Dataset items

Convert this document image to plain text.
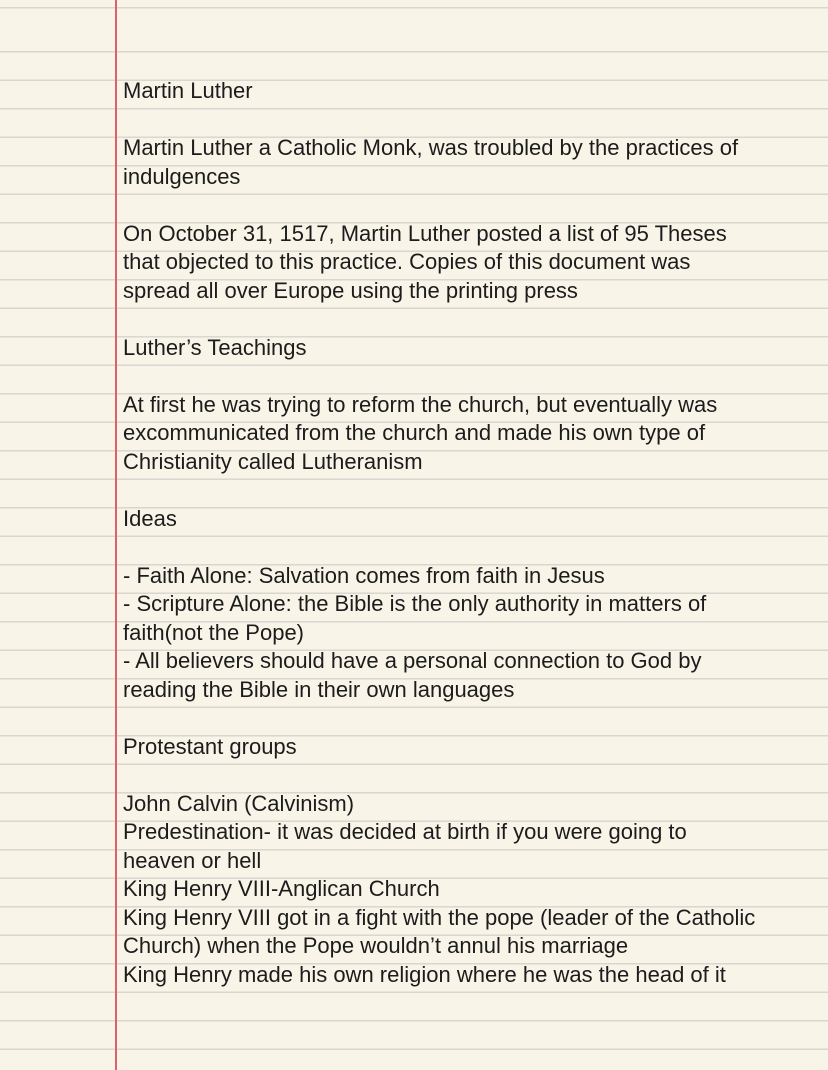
Martin Luther
Martin Luther a Catholic Monk, was troubled by the practices of
indulgences
On October 31, 1517, Martin Luther posted a list of 95 Theses
that objected to this practice. Copies of this document was
spread all over Europe using the printing press
Luther’s Teachings
At first he was trying to reform the church, but eventually was
excommunicated from the church and made his own type of
Christianity called Lutheranism
Ideas
- Faith Alone: Salvation comes from faith in Jesus
- Scripture Alone: the Bible is the only authority in matters of
faith(not the Pope)
- All believers should have a personal connection to God by
reading the Bible in their own languages
Protestant groups
John Calvin (Calvinism)
Predestination- it was decided at birth if you were going to
heaven or hell
King Henry VIII-Anglican Church
King Henry VIII got in a fight with the pope (leader of the Catholic
Church) when the Pope wouldn’t annul his marriage
King Henry made his own religion where he was the head of it
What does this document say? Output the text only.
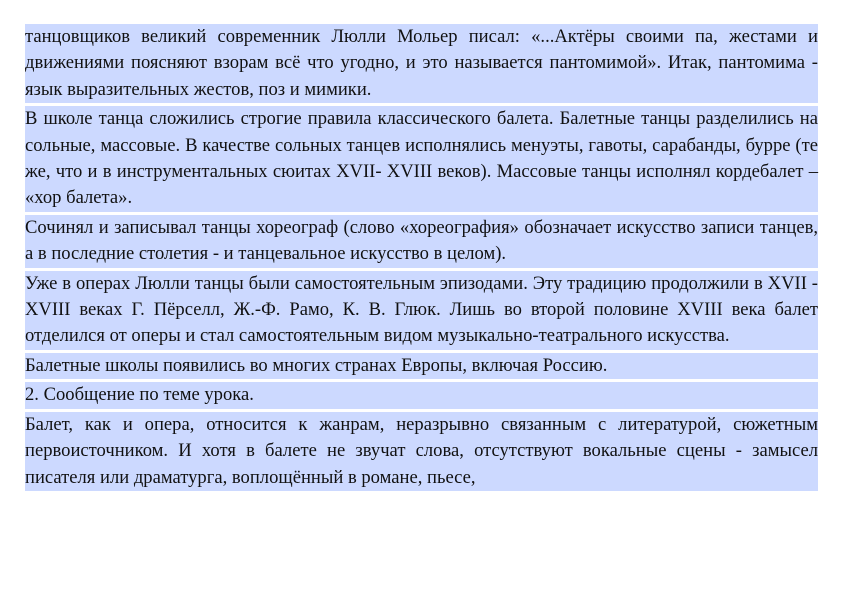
танцовщиков великий современник Люлли Мольер писал: «...Актёры своими па, жестами и движениями поясняют взорам всё что угодно, и это называется пантомимой». Итак, пантомима - язык выразительных жестов, поз и мимики.

В школе танца сложились строгие правила классического балета. Балетные танцы разделились на сольные, массовые. В качестве сольных танцев исполнялись менуэты, гавоты, сарабанды, бурре (те же, что и в инструментальных сюитах XVII- XVIII веков). Массовые танцы исполнял кордебалет – «хор балета».

Сочинял и записывал танцы хореограф (слово «хореография» обозначает искусство записи танцев, а в последние столетия - и танцевальное искусство в целом).

Уже в операх Люлли танцы были самостоятельным эпизодами. Эту традицию продолжили в XVII - XVIII веках Г. Пёрселл, Ж.-Ф. Рамо, К. В. Глюк. Лишь во второй половине XVIII века балет отделился от оперы и стал самостоятельным видом музыкально-театрального искусства.

Балетные школы появились во многих странах Европы, включая Россию.

2. Сообщение по теме урока.

Балет, как и опера, относится к жанрам, неразрывно связанным с литературой, сюжетным первоисточником. И хотя в балете не звучат слова, отсутствуют вокальные сцены - замысел писателя или драматурга, воплощённый в романе, пьесе,
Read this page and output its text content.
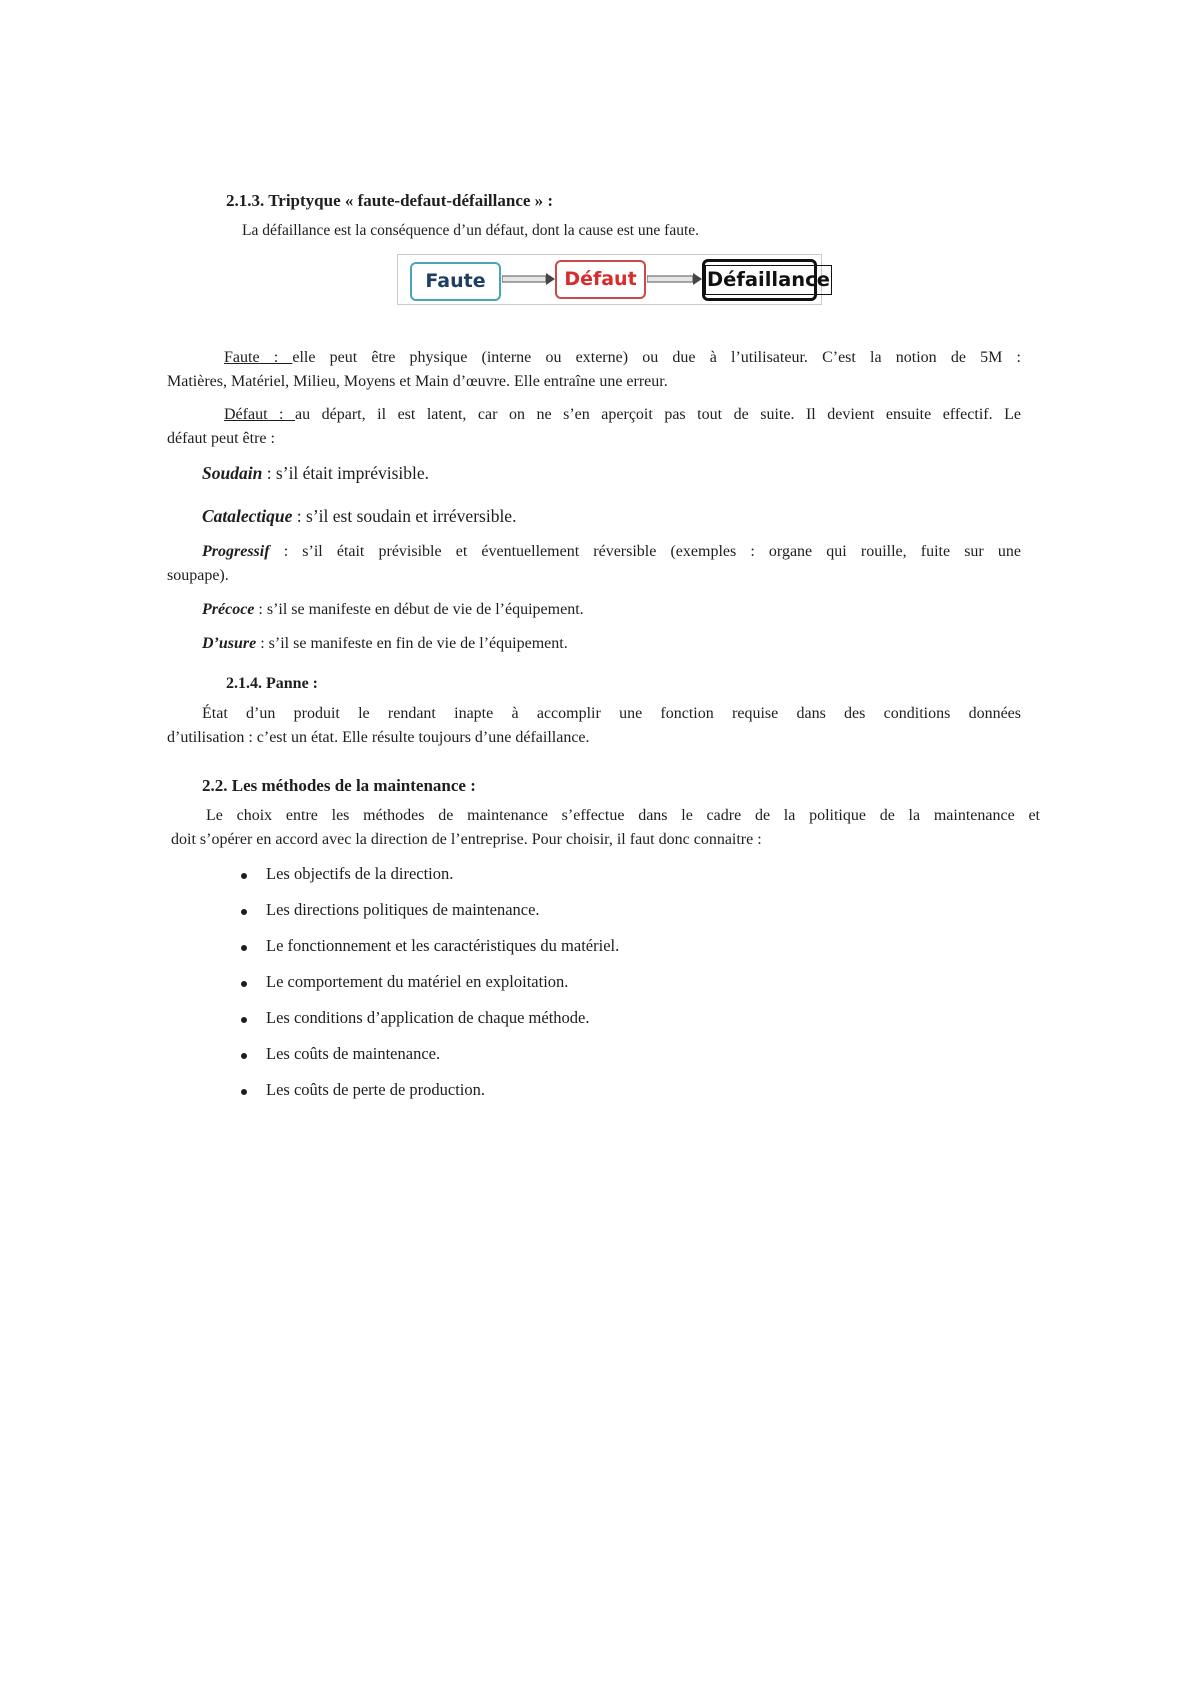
2.1.3. Triptyque « faute-defaut-défaillance » :
La défaillance est la conséquence d’un défaut, dont la cause est une faute.
Faute	Défaut	Défaillance
Faute : elle peut être physique (interne ou externe) ou due à l’utilisateur. C’est la notion de 5M :
Matières, Matériel, Milieu, Moyens et Main d’œuvre. Elle entraîne une erreur.
Défaut : au départ, il est latent, car on ne s’en aperçoit pas tout de suite. Il devient ensuite effectif. Le
défaut peut être :
Soudain : s’il était imprévisible.
Catalectique : s’il est soudain et irréversible.
Progressif : s’il était prévisible et éventuellement réversible (exemples : organe qui rouille, fuite sur une
soupape).
Précoce : s’il se manifeste en début de vie de l’équipement.
D’usure : s’il se manifeste en fin de vie de l’équipement.
2.1.4. Panne :
État d’un produit le rendant inapte à accomplir une fonction requise dans des conditions données
d’utilisation : c’est un état. Elle résulte toujours d’une défaillance.
2.2. Les méthodes de la maintenance :
Le choix entre les méthodes de maintenance s’effectue dans le cadre de la politique de la maintenance et
doit s’opérer en accord avec la direction de l’entreprise. Pour choisir, il faut donc connaitre :
Les objectifs de la direction.
Les directions politiques de maintenance.
Le fonctionnement et les caractéristiques du matériel.
Le comportement du matériel en exploitation.
Les conditions d’application de chaque méthode.
Les coûts de maintenance.
Les coûts de perte de production.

■ **Exercise**
Scan the listing above and identify each line holding the string "made"; copy every such line.

■ **Answer to the task**
excommunicated from the church and made his own type of
King Henry made his own religion where he was the head of it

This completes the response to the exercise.